Given exercise: Can you rename "visibility-toggle" to "eye-toggle" in the stretch from the start of the records through the line containing "0, 700, 264]", keeping everything else unchanged?

Excerpted data:
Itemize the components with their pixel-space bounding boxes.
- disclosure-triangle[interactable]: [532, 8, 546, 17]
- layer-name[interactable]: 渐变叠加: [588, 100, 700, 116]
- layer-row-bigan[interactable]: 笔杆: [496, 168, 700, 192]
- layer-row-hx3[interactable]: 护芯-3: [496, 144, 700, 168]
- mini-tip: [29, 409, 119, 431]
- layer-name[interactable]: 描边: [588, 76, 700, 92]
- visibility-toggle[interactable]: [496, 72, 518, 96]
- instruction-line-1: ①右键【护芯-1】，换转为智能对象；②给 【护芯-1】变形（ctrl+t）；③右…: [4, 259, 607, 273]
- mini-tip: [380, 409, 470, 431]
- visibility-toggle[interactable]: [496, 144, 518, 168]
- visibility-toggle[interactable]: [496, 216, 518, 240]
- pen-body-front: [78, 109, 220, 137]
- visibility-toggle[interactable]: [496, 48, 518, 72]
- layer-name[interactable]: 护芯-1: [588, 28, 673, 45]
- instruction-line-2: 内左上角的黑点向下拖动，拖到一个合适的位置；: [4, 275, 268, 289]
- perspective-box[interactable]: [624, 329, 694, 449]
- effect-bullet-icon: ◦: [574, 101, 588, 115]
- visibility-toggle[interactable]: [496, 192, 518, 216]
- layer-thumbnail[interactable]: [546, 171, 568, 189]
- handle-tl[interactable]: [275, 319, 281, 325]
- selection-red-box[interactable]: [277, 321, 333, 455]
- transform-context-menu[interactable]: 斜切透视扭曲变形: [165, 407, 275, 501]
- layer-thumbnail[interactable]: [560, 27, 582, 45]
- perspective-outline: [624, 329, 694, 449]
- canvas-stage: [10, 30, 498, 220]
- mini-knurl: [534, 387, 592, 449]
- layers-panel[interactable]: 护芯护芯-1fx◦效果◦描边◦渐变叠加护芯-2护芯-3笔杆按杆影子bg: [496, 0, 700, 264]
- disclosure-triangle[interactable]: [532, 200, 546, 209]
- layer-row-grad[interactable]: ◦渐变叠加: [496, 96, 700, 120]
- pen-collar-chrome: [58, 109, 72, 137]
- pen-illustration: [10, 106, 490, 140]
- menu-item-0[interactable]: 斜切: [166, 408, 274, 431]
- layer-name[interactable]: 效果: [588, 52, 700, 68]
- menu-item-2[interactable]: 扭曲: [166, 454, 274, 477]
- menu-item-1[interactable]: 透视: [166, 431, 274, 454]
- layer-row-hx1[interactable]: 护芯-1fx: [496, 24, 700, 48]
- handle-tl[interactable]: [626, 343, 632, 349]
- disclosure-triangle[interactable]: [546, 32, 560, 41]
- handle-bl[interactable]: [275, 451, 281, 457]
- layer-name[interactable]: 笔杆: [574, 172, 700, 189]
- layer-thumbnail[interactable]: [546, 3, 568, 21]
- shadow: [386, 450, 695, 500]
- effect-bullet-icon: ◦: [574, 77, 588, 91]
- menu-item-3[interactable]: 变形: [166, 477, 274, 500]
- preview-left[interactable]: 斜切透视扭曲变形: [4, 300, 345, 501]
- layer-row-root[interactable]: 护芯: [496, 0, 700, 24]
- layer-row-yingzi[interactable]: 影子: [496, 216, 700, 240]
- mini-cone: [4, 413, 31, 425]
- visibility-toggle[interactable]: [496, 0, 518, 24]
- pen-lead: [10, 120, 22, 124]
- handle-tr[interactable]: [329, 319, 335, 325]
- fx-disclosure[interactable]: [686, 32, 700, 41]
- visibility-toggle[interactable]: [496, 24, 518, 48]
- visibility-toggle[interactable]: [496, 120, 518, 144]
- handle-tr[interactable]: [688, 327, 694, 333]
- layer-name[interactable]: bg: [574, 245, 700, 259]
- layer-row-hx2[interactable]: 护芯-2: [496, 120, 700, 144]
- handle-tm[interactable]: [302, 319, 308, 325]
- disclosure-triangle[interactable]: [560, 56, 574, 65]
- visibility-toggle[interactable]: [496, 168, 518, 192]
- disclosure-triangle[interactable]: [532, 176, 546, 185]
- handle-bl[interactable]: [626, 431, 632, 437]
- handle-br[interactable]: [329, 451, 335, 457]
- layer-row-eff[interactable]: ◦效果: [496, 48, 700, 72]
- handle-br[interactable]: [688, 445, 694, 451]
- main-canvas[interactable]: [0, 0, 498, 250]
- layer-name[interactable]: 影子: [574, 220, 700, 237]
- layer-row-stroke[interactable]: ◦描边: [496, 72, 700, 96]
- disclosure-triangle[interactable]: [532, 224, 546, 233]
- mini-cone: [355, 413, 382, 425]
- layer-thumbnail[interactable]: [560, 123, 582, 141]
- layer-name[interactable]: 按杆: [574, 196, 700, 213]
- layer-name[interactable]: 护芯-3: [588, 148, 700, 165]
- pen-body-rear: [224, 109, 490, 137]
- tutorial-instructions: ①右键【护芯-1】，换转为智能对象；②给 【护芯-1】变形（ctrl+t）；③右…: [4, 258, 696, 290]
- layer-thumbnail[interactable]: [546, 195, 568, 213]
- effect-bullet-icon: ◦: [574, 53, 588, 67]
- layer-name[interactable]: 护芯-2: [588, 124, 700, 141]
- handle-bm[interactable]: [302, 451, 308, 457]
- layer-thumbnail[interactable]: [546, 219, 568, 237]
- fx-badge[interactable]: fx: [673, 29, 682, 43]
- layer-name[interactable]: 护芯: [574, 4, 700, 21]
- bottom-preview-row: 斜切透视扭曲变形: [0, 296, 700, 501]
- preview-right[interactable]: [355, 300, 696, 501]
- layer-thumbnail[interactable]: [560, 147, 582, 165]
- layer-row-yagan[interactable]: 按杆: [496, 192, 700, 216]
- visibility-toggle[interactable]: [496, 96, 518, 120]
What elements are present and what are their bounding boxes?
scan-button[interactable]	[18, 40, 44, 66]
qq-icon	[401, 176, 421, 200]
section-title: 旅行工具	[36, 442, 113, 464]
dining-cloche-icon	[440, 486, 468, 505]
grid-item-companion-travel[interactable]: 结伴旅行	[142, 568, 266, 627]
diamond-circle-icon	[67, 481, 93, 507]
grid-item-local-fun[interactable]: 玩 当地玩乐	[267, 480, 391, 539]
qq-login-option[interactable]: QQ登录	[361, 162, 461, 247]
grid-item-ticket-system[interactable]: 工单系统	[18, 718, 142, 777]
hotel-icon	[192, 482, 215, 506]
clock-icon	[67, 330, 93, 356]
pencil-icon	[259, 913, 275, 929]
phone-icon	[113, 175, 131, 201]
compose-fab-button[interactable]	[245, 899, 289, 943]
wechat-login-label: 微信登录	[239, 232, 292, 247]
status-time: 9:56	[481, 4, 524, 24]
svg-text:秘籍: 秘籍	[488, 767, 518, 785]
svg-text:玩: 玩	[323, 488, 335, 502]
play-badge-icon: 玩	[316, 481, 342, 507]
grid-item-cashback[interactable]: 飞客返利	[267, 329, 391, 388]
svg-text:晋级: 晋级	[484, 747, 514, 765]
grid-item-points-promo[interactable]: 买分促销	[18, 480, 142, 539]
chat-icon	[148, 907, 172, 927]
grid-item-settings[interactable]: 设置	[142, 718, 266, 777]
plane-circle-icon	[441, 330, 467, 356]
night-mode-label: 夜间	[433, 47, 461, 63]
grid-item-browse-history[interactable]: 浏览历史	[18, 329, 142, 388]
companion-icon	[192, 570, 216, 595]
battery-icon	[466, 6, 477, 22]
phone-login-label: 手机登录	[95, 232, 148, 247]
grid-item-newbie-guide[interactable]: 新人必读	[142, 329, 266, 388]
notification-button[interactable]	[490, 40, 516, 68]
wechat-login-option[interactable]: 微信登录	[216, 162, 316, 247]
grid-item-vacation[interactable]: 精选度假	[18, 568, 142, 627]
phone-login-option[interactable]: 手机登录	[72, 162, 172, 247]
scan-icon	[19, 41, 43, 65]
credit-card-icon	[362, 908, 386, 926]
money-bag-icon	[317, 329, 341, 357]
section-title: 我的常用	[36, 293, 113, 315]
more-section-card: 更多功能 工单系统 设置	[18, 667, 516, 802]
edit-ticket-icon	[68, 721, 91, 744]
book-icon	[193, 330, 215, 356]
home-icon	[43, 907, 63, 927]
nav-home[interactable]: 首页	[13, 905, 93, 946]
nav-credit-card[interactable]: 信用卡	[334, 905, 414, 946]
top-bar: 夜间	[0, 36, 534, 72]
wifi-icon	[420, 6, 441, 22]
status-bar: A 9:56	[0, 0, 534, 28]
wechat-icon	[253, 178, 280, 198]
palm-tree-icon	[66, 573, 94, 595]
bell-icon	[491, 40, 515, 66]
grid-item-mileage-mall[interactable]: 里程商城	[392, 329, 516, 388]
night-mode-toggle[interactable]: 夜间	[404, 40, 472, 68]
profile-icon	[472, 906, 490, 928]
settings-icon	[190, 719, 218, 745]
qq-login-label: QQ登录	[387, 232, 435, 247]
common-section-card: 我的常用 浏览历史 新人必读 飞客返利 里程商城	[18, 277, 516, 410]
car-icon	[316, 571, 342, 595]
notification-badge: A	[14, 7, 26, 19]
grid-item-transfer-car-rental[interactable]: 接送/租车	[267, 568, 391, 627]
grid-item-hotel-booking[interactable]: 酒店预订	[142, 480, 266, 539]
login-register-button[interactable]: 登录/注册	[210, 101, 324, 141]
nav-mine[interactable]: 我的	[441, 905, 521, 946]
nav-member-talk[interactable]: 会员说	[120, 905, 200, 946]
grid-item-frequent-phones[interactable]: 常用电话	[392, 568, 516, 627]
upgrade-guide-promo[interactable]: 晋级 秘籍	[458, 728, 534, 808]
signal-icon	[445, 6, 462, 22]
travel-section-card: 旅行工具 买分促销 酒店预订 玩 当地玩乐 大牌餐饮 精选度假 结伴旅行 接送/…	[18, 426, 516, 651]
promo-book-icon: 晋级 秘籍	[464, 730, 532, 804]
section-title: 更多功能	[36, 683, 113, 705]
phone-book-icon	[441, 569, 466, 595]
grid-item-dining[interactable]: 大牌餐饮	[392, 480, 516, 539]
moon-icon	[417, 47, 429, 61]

Complete answer:
Itemize the components with their pixel-space bounding boxes.
- disclosure-triangle[interactable]: [532, 8, 546, 17]
- layer-name[interactable]: 渐变叠加: [588, 100, 700, 116]
- layer-row-bigan[interactable]: 笔杆: [496, 168, 700, 192]
- layer-row-hx3[interactable]: 护芯-3: [496, 144, 700, 168]
- mini-tip: [29, 409, 119, 431]
- layer-name[interactable]: 描边: [588, 76, 700, 92]
- eye-toggle[interactable]: [496, 72, 518, 96]
- instruction-line-1: ①右键【护芯-1】，换转为智能对象；②给 【护芯-1】变形（ctrl+t）；③右…: [4, 259, 607, 273]
- mini-tip: [380, 409, 470, 431]
- eye-toggle[interactable]: [496, 144, 518, 168]
- eye-toggle[interactable]: [496, 216, 518, 240]
- pen-body-front: [78, 109, 220, 137]
- eye-toggle[interactable]: [496, 48, 518, 72]
- layer-name[interactable]: 护芯-1: [588, 28, 673, 45]
- instruction-line-2: 内左上角的黑点向下拖动，拖到一个合适的位置；: [4, 275, 268, 289]
- perspective-box[interactable]: [624, 329, 694, 449]
- effect-bullet-icon: ◦: [574, 101, 588, 115]
- eye-toggle[interactable]: [496, 192, 518, 216]
- layer-thumbnail[interactable]: [546, 171, 568, 189]
- handle-tl[interactable]: [275, 319, 281, 325]
- selection-red-box[interactable]: [277, 321, 333, 455]
- transform-context-menu[interactable]: 斜切透视扭曲变形: [165, 407, 275, 501]
- layer-thumbnail[interactable]: [560, 27, 582, 45]
- perspective-outline: [624, 329, 694, 449]
- canvas-stage: [10, 30, 498, 220]
- mini-knurl: [534, 387, 592, 449]
- layers-panel[interactable]: 护芯护芯-1fx◦效果◦描边◦渐变叠加护芯-2护芯-3笔杆按杆影子bg: [496, 0, 700, 264]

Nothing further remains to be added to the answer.